EXERCISE INPUTS -

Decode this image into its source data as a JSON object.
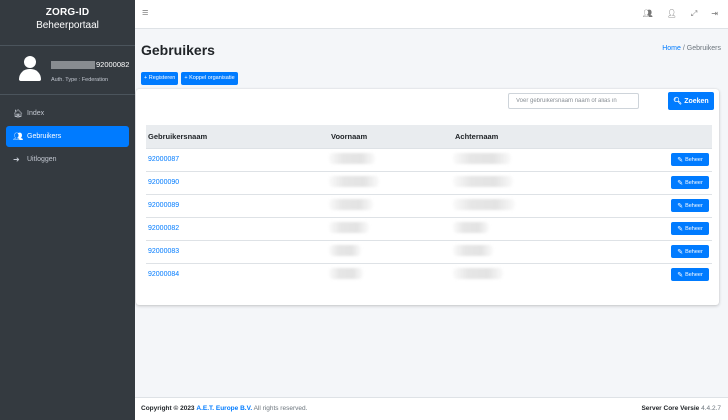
{
  "sidebar": {
    "brand_title": "ZORG-ID",
    "brand_subtitle": "Beheerportaal",
    "user_name_suffix": "92000082",
    "user_auth": "Auth. Type : Federation",
    "nav": [
      {
        "label": "Index",
        "icon": "home-icon",
        "active": false
      },
      {
        "label": "Gebruikers",
        "icon": "users-icon",
        "active": true
      },
      {
        "label": "Uitloggen",
        "icon": "sign-out-icon",
        "active": false
      }
    ]
  },
  "topbar": {
    "icons": [
      "users-icon",
      "user-icon",
      "fullscreen-icon",
      "logout-icon"
    ]
  },
  "header": {
    "title": "Gebruikers",
    "breadcrumb_home": "Home",
    "breadcrumb_separator": "/",
    "breadcrumb_current": "Gebruikers"
  },
  "actions": {
    "register_label": "+ Registeren",
    "link_org_label": "+ Koppel organisatie"
  },
  "search": {
    "placeholder": "Voer gebruikersnaam naam of alias in",
    "button_label": "Zoeken"
  },
  "table": {
    "headers": [
      "Gebruikersnaam",
      "Voornaam",
      "Achternaam",
      ""
    ],
    "rows": [
      {
        "username": "92000087",
        "action": "Beheer"
      },
      {
        "username": "92000090",
        "action": "Beheer"
      },
      {
        "username": "92000089",
        "action": "Beheer"
      },
      {
        "username": "92000082",
        "action": "Beheer"
      },
      {
        "username": "92000083",
        "action": "Beheer"
      },
      {
        "username": "92000084",
        "action": "Beheer"
      }
    ]
  },
  "footer": {
    "copyright_prefix": "Copyright © 2023",
    "company": "A.E.T. Europe B.V.",
    "rights": "All rights reserved.",
    "version_label": "Server Core Versie",
    "version_number": "4.4.2.7"
  },
  "colors": {
    "primary": "#007bff",
    "sidebar": "#343a40",
    "content_bg": "#f4f6f9"
  }
}
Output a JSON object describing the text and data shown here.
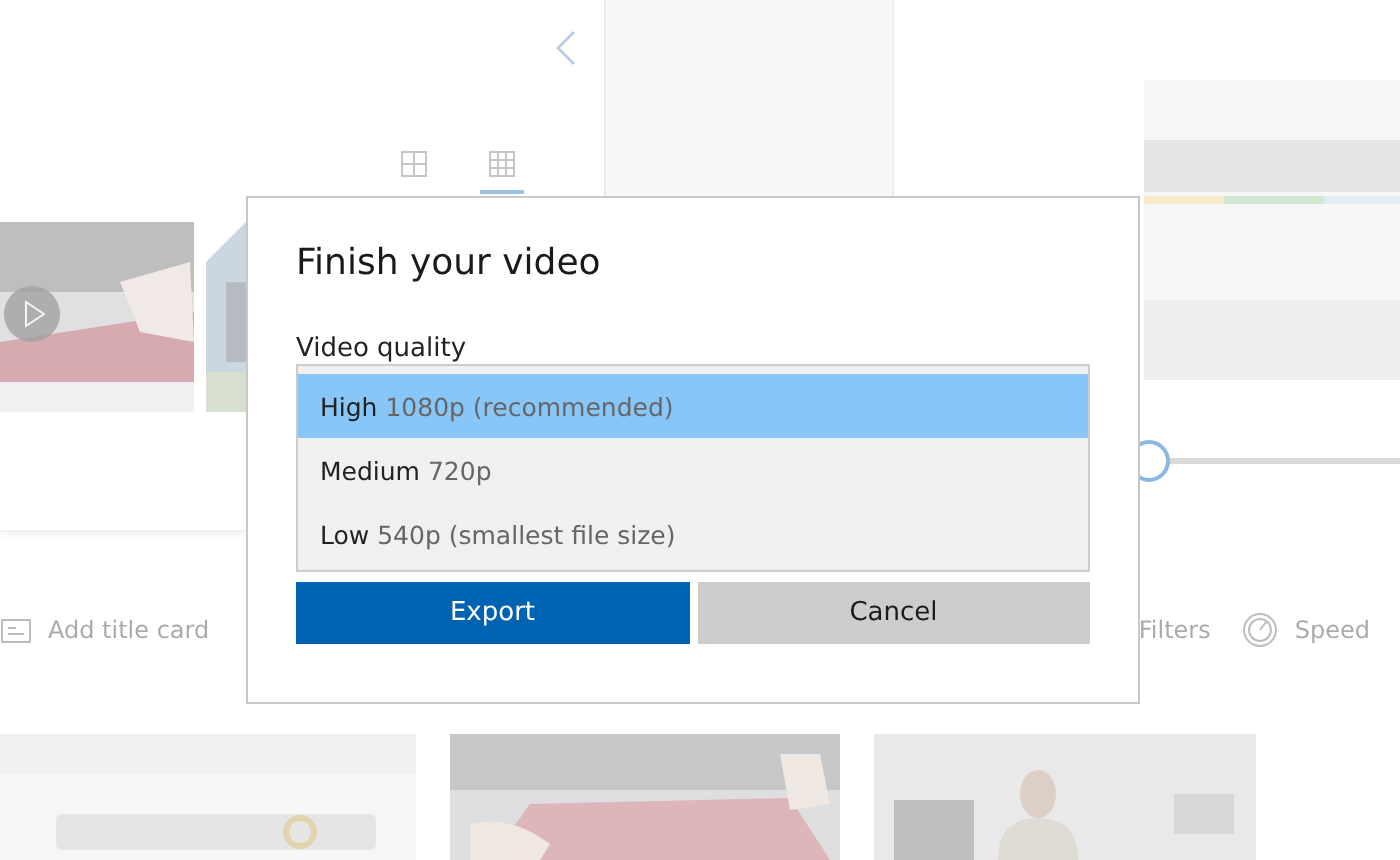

WORK TO BE COMPLETED - Collect each line holding the string "object".

FINAL RESULT -
Decode this image into its source data as a JSON object.
Output a JSON object describing the text and data shown here.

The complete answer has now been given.